[A block of data]
• • • •

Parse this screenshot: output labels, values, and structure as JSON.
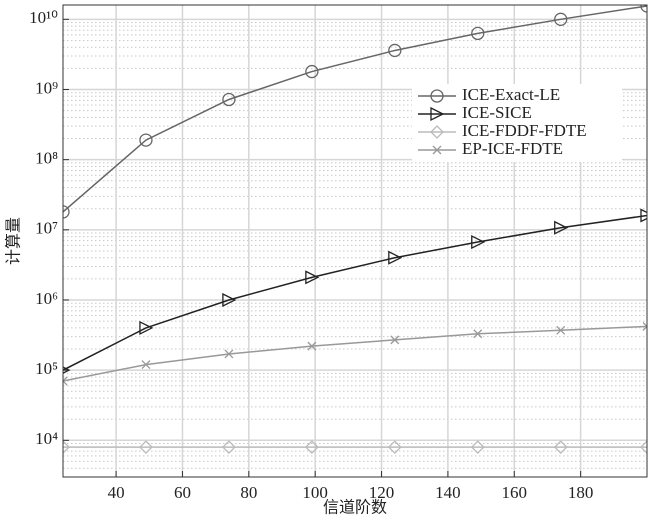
{
  "chart_data": {
    "type": "line",
    "xlabel": "信道阶数",
    "ylabel": "计算量",
    "x": [
      24,
      49,
      74,
      99,
      124,
      149,
      174,
      200
    ],
    "series": [
      {
        "name": "ICE-Exact-LE",
        "color": "#666666",
        "marker": "circle",
        "values": [
          18000000,
          190000000,
          720000000,
          1800000000,
          3600000000,
          6300000000,
          10000000000,
          15500000000
        ]
      },
      {
        "name": "ICE-SICE",
        "color": "#222222",
        "marker": "triangle-right",
        "values": [
          100000,
          400000,
          1000000,
          2100000,
          4000000,
          6700000,
          10700000,
          16000000
        ]
      },
      {
        "name": "ICE-FDDF-FDTE",
        "color": "#bbbbbb",
        "marker": "diamond",
        "values": [
          8000,
          8000,
          8000,
          8000,
          8000,
          8000,
          8000,
          8000
        ]
      },
      {
        "name": "EP-ICE-FDTE",
        "color": "#999999",
        "marker": "x",
        "values": [
          70000,
          120000,
          170000,
          220000,
          270000,
          330000,
          370000,
          420000
        ]
      }
    ],
    "xlim": [
      24,
      200
    ],
    "xticks": [
      40,
      60,
      80,
      100,
      120,
      140,
      160,
      180
    ],
    "ylim": [
      3000,
      16000000000
    ],
    "ylog": true,
    "yticks": [
      {
        "value": 10000,
        "label": "10⁴"
      },
      {
        "value": 100000,
        "label": "10⁵"
      },
      {
        "value": 1000000,
        "label": "10⁶"
      },
      {
        "value": 10000000,
        "label": "10⁷"
      },
      {
        "value": 100000000,
        "label": "10⁸"
      },
      {
        "value": 1000000000,
        "label": "10⁹"
      },
      {
        "value": 10000000000,
        "label": "10¹⁰"
      }
    ],
    "grid": true,
    "minor_grid": true,
    "legend": "upper right"
  }
}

• • • •

• _Problem statement_: Reproduce each line from the records that contains the word "right".

• _Expected answer_:
        "marker": "triangle-right",
    "legend": "upper right"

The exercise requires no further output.